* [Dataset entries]
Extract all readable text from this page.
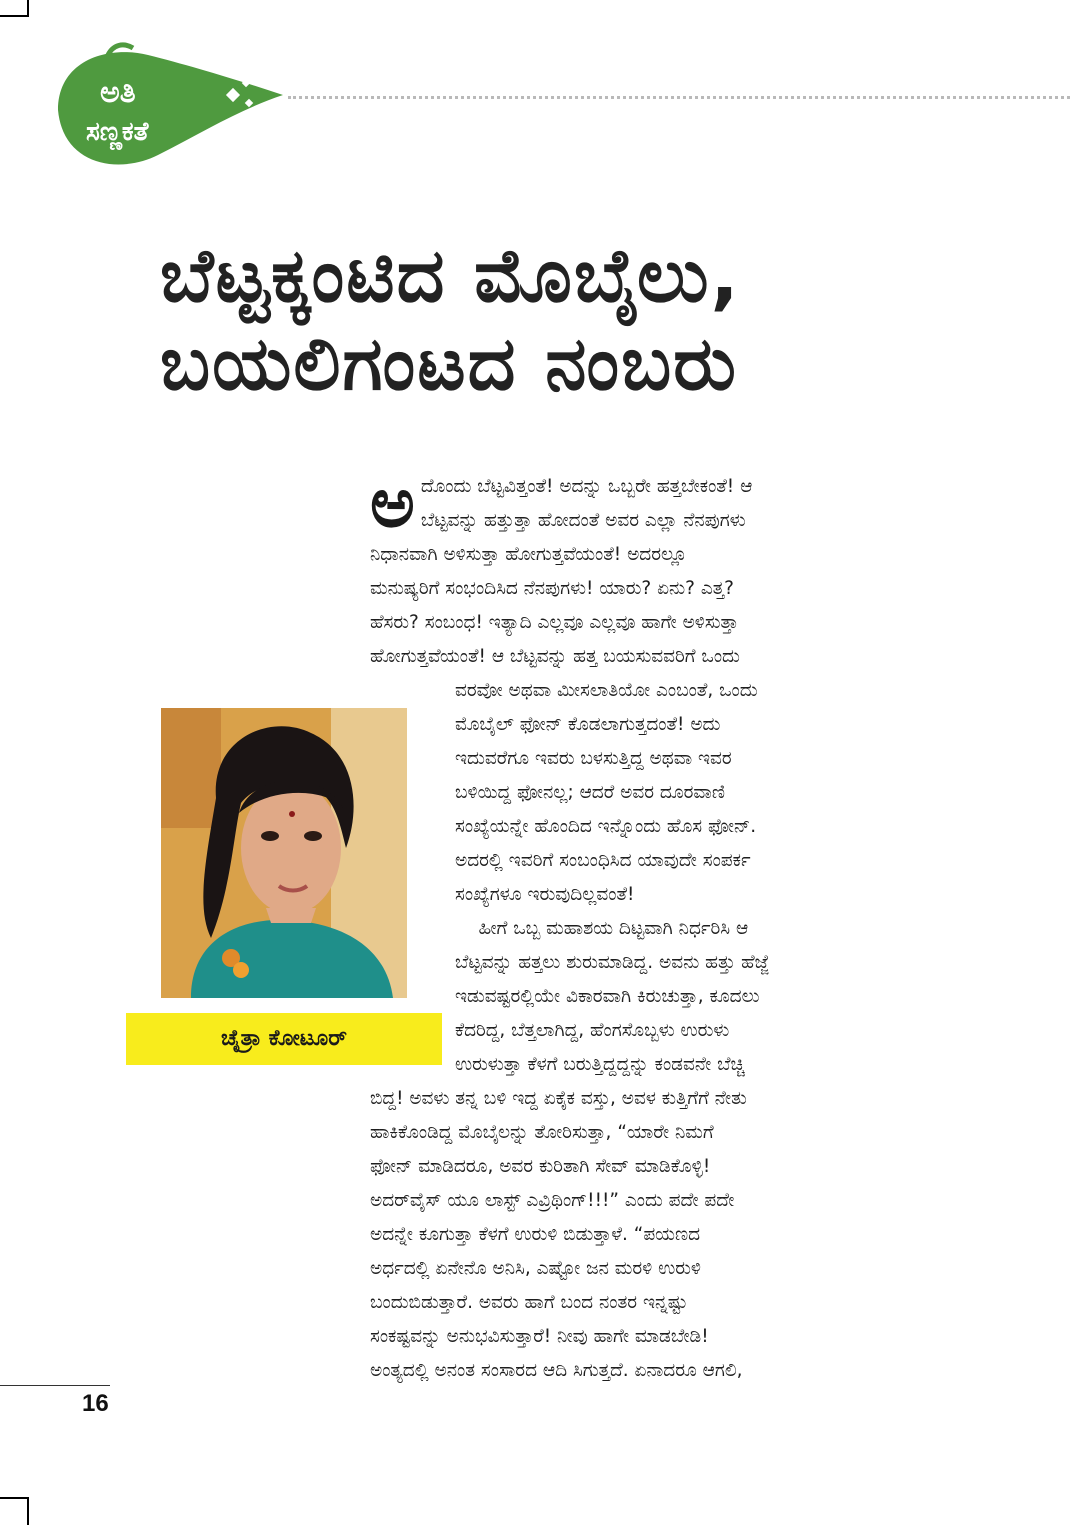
ಅತಿ
ಸಣ್ಣಕತೆ
ಬೆಟ್ಟಕ್ಕಂಟಿದ ಮೊಬೈಲು,
ಬಯಲಿಗಂಟದ ನಂಬರು
ಅ ದೊಂದು ಬೆಟ್ಟವಿತ್ತಂತೆ! ಅದನ್ನು ಒಬ್ಬರೇ ಹತ್ತಬೇಕಂತೆ! ಆ
ಬೆಟ್ಟವನ್ನು ಹತ್ತುತ್ತಾ ಹೋದಂತೆ ಅವರ ಎಲ್ಲಾ ನೆನಪುಗಳು
ನಿಧಾನವಾಗಿ ಅಳಿಸುತ್ತಾ ಹೋಗುತ್ತವೆಯಂತೆ! ಅದರಲ್ಲೂ
ಮನುಷ್ಯರಿಗೆ ಸಂಭಂದಿಸಿದ ನೆನಪುಗಳು! ಯಾರು? ಏನು? ಎತ್ತ?
ಹೆಸರು? ಸಂಬಂಧ! ಇತ್ಯಾದಿ ಎಲ್ಲವೂ ಎಲ್ಲವೂ ಹಾಗೇ ಅಳಿಸುತ್ತಾ
ಹೋಗುತ್ತವೆಯಂತೆ! ಆ ಬೆಟ್ಟವನ್ನು ಹತ್ತ ಬಯಸುವವರಿಗೆ ಒಂದು
ವರವೋ ಅಥವಾ ಮೀಸಲಾತಿಯೋ ಎಂಬಂತೆ, ಒಂದು
ಮೊಬೈಲ್ ಫೋನ್ ಕೊಡಲಾಗುತ್ತದಂತೆ! ಅದು
ಇದುವರೆಗೂ ಇವರು ಬಳಸುತ್ತಿದ್ದ ಅಥವಾ ಇವರ
ಬಳಿಯಿದ್ದ ಫೋನಲ್ಲ; ಆದರೆ ಅವರ ದೂರವಾಣಿ
ಸಂಖ್ಯೆಯನ್ನೇ ಹೊಂದಿದ ಇನ್ನೊಂದು ಹೊಸ ಫೋನ್.
ಅದರಲ್ಲಿ ಇವರಿಗೆ ಸಂಬಂಧಿಸಿದ ಯಾವುದೇ ಸಂಪರ್ಕ
ಸಂಖ್ಯೆಗಳೂ ಇರುವುದಿಲ್ಲವಂತೆ!
ಹೀಗೆ ಒಬ್ಬ ಮಹಾಶಯ ದಿಟ್ಟವಾಗಿ ನಿರ್ಧರಿಸಿ ಆ
ಬೆಟ್ಟವನ್ನು ಹತ್ತಲು ಶುರುಮಾಡಿದ್ದ. ಅವನು ಹತ್ತು ಹೆಜ್ಜೆ
ಇಡುವಷ್ಟರಲ್ಲಿಯೇ ವಿಕಾರವಾಗಿ ಕಿರುಚುತ್ತಾ, ಕೂದಲು
ಕೆದರಿದ್ದ, ಬೆತ್ತಲಾಗಿದ್ದ, ಹೆಂಗಸೊಬ್ಬಳು ಉರುಳು
ಉರುಳುತ್ತಾ ಕೆಳಗೆ ಬರುತ್ತಿದ್ದದ್ದನ್ನು ಕಂಡವನೇ ಬೆಚ್ಚಿ
ಬಿದ್ದ! ಅವಳು ತನ್ನ ಬಳಿ ಇದ್ದ ಏಕೈಕ ವಸ್ತು, ಅವಳ ಕುತ್ತಿಗೆಗೆ ನೇತು
ಹಾಕಿಕೊಂಡಿದ್ದ ಮೊಬೈಲನ್ನು ತೋರಿಸುತ್ತಾ, “ಯಾರೇ ನಿಮಗೆ
ಫೋನ್ ಮಾಡಿದರೂ, ಅವರ ಕುರಿತಾಗಿ ಸೇವ್ ಮಾಡಿಕೊಳ್ಳಿ!
ಅದರ್‌ವೈಸ್ ಯೂ ಲಾಸ್ಟ್ ಎವ್ರಿಥಿಂಗ್!!!” ಎಂದು ಪದೇ ಪದೇ
ಅದನ್ನೇ ಕೂಗುತ್ತಾ ಕೆಳಗೆ ಉರುಳಿ ಬಿಡುತ್ತಾಳೆ. “ಪಯಣದ
ಅರ್ಧದಲ್ಲಿ ಏನೇನೊ ಅನಿಸಿ, ಎಷ್ಟೋ ಜನ ಮರಳಿ ಉರುಳಿ
ಬಂದುಬಿಡುತ್ತಾರೆ. ಅವರು ಹಾಗೆ ಬಂದ ನಂತರ ಇನ್ನಷ್ಟು
ಸಂಕಷ್ಟವನ್ನು ಅನುಭವಿಸುತ್ತಾರೆ! ನೀವು ಹಾಗೇ ಮಾಡಬೇಡಿ!
ಅಂತ್ಯದಲ್ಲಿ ಅನಂತ ಸಂಸಾರದ ಆದಿ ಸಿಗುತ್ತದೆ. ಏನಾದರೂ ಆಗಲಿ,
ಚೈತ್ರಾ ಕೋಟೂರ್
16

* [Task description] From the listing above, return each line with the word "ಅದರಲ".

* [Finished task]
ನಿಧಾನವಾಗಿ ಅಳಿಸುತ್ತಾ ಹೋಗುತ್ತವೆಯಂತೆ! ಅದರಲ್ಲೂ
ಅದರಲ್ಲಿ ಇವರಿಗೆ ಸಂಬಂಧಿಸಿದ ಯಾವುದೇ ಸಂಪರ್ಕ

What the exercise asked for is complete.